## WHAT THIS TASK INVOLVES
Only a number is wanted: how many lines in these records contain the word "name"?

## DATA SECTION
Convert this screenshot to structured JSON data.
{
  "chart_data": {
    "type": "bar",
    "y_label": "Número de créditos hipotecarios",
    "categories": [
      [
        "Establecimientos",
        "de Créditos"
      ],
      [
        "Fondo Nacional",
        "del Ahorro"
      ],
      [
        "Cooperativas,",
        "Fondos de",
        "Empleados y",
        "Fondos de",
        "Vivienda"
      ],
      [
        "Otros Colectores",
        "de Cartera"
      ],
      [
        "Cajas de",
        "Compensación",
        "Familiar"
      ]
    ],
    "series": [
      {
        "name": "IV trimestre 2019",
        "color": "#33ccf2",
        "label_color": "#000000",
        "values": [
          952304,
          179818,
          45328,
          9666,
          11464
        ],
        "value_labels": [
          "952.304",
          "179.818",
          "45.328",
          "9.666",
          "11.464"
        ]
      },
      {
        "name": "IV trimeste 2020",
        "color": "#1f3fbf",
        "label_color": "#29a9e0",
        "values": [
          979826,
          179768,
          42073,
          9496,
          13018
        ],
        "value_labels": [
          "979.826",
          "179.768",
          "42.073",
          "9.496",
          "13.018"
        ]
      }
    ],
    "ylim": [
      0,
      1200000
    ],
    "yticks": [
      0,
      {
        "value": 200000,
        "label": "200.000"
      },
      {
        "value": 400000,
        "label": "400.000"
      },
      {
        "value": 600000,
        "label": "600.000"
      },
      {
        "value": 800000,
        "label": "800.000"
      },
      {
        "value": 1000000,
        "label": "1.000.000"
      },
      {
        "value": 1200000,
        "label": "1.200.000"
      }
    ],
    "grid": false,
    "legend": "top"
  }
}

## OUTPUT OF THE EXERCISE
2